- _Page text_
*** Begin section ***

The first video games console I bought myself was a Nintendo GameCube, the other consoles I had as a kid were ones I had either received as presents or were ones my stepdad owned.
That being the case I have a lot of fond memories of my GameCube and even more so of the games that I had for it.
One of those games was Luigi’s Mansion, a great little 3rd person ‘shooter’ (I’m not sure how to classify it) that was completely unlike any Mario title I’d played in the past.
It was spooky, it didn’t involve jumping on Goombas and it involved Mario’s brother in the titular role, and I spent many years hoping for a sequel.
Jump forward way-too-many years and finally Luigi’s Mansion 2 came out on the 3DS, I bought it on release but if I’m being brutally honest it was a bit of a disappointment.
I think the hub and task based structure of the second game lacked the contingent feel of the first and while it was great to be able to play it on the go I’d have rather played it sat in front of the TV with more graphical power.
When Luigi’s Mansion 3 was announced for Switch and was shown to be back to the old formula I was really excited to play the game and relive that experience of ghost busting.

*** End section ***

- _Dataset excerpts_
*** Begin section ***

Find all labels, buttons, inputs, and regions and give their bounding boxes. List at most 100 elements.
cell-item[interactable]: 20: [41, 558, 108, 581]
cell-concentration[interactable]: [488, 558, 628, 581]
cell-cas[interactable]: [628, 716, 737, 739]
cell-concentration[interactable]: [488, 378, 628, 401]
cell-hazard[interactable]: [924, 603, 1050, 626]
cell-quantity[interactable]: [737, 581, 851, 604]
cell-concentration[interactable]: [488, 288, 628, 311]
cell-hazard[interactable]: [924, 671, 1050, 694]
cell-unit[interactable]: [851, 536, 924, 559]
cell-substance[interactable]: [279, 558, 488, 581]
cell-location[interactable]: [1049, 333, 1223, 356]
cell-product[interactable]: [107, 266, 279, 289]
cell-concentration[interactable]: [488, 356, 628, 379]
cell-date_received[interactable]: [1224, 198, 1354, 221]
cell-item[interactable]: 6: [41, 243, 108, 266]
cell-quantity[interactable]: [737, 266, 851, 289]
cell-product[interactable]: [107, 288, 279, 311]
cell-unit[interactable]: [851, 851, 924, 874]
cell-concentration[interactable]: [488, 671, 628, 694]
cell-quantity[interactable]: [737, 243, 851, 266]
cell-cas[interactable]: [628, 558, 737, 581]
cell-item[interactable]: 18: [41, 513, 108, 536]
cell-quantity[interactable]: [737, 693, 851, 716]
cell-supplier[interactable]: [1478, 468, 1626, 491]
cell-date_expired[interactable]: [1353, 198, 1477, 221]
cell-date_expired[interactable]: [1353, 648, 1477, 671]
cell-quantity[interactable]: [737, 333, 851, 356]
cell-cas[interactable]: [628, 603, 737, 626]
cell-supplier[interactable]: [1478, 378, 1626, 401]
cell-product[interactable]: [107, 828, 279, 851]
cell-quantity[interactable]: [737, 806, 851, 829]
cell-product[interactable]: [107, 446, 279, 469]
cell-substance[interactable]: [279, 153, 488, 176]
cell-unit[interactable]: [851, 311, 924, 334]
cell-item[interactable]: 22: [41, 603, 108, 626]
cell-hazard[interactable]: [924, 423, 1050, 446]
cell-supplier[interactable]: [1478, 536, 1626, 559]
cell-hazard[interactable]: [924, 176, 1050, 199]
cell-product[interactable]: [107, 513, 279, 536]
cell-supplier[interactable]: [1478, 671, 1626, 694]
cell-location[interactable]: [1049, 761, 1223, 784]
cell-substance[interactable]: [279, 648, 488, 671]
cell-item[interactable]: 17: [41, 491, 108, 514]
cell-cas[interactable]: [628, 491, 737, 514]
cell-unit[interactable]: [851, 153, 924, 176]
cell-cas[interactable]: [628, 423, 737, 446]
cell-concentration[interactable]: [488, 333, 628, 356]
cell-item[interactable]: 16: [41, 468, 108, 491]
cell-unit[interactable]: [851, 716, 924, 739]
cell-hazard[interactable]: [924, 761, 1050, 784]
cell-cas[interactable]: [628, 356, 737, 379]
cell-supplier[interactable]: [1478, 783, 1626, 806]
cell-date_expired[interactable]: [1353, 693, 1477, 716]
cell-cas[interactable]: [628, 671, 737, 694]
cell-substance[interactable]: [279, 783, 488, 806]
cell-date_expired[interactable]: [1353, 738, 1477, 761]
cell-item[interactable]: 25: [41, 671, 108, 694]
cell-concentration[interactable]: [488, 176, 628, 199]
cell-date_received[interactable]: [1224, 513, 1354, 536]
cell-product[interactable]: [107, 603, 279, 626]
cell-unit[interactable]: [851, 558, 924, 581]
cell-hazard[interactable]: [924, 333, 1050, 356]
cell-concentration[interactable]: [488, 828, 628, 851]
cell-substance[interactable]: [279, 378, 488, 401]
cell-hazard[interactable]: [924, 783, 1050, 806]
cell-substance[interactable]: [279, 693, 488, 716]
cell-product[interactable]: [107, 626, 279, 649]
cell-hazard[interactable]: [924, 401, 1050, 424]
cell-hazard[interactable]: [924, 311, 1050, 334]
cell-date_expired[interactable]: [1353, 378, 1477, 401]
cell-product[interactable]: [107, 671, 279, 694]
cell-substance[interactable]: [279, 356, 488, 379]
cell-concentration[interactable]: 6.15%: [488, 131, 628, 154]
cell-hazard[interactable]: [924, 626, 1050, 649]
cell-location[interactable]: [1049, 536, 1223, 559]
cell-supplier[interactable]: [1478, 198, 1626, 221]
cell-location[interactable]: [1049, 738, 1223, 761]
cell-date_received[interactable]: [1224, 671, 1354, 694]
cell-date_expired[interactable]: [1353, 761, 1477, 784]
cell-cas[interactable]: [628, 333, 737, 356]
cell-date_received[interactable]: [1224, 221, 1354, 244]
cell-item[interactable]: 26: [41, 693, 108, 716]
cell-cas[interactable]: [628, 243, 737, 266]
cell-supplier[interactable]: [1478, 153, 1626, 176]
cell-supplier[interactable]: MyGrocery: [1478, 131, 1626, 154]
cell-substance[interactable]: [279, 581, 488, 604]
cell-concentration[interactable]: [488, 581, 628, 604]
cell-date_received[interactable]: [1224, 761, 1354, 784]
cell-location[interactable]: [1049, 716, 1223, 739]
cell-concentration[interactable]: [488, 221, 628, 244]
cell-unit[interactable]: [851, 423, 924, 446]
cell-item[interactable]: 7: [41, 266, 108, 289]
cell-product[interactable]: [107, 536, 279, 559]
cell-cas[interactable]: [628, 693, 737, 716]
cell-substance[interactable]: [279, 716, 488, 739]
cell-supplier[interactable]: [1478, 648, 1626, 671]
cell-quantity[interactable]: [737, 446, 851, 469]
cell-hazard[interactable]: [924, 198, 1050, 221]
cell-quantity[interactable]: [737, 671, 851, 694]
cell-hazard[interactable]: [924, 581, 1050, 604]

*** End section ***

- _Brief A_
Answer these questions using the Luigi's Mansion text:
(i) What was the first video games console the writer bought?
(ii) On which system did Luigi's Mansion 2 come out?
(iii) For which console was Luigi's Mansion 3 announced?
- _Brief B_
Reproduce word for word the passage of the Luigi's Mansion text starting at "One of those" and ending at "of ghost busting.".

- _Your response A_
(i) A Nintendo GameCube.
(ii) The 3DS.
(iii) The Switch.

- _Your response B_
One of those games was Luigi’s Mansion, a great little 3rd person ‘shooter’ (I’m not sure how to classify it) that was completely unlike any Mario title I’d played in the past.
It was spooky, it didn’t involve jumping on Goombas and it involved Mario’s brother in the titular role, and I spent many years hoping for a sequel.
Jump forward way-too-many years and finally Luigi’s Mansion 2 came out on the 3DS, I bought it on release but if I’m being brutally honest it was a bit of a disappointment.
I think the hub and task based structure of the second game lacked the contingent feel of the first and while it was great to be able to play it on the go I’d have rather played it sat in front of the TV with more graphical power.
When Luigi’s Mansion 3 was announced for Switch and was shown to be back to the old formula I was really excited to play the game and relive that experience of ghost busting.